Your task is to copy every line of the entries that contains "data".
━━━━━━━━━━━━━━━━
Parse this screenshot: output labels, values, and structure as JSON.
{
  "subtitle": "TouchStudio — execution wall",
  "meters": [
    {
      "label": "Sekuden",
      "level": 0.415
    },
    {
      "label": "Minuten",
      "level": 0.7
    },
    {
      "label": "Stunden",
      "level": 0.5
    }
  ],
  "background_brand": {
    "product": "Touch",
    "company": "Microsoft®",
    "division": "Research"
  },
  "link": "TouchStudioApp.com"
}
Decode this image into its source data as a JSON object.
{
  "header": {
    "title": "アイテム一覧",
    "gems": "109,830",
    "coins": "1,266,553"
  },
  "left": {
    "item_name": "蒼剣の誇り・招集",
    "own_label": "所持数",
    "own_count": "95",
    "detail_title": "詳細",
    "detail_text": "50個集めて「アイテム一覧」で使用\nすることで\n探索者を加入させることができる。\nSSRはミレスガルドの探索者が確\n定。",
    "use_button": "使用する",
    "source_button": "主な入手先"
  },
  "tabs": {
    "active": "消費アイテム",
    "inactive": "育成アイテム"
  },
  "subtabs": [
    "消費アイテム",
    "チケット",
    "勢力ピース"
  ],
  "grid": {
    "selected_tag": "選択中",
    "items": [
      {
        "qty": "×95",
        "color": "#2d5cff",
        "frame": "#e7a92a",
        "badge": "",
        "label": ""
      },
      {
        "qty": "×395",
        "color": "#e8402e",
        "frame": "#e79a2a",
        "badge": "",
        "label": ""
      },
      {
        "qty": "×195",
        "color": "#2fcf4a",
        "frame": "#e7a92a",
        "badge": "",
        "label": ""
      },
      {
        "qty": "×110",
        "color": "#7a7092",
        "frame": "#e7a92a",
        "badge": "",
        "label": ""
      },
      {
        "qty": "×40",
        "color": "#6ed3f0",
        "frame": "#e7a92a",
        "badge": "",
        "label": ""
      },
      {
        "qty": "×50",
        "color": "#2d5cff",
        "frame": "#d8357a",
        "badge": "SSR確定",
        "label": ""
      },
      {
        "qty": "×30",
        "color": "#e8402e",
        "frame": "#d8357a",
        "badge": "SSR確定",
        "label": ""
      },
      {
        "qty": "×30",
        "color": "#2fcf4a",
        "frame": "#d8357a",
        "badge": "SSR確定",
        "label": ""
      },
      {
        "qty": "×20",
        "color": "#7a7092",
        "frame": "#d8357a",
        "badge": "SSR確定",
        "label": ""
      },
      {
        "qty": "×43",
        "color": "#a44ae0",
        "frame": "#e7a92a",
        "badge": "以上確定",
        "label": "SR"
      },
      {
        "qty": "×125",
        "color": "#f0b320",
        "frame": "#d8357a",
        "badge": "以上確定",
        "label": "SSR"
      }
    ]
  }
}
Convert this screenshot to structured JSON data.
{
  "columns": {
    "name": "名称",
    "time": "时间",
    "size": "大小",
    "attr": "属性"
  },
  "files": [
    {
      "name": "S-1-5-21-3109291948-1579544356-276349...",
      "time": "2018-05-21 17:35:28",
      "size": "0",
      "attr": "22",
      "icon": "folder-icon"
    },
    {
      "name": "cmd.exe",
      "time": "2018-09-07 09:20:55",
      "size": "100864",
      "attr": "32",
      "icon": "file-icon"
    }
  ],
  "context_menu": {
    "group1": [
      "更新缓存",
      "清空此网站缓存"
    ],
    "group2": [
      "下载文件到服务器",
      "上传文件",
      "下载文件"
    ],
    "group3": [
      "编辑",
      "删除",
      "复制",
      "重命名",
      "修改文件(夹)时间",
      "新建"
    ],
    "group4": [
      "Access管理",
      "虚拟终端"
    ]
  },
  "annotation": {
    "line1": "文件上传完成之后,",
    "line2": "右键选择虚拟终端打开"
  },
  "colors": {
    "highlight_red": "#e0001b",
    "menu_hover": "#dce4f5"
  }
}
━━━━━━━━━━━━━━━━
#### [Response below]
Decode this image into its source data as a JSON object.
Convert this screenshot to structured JSON data.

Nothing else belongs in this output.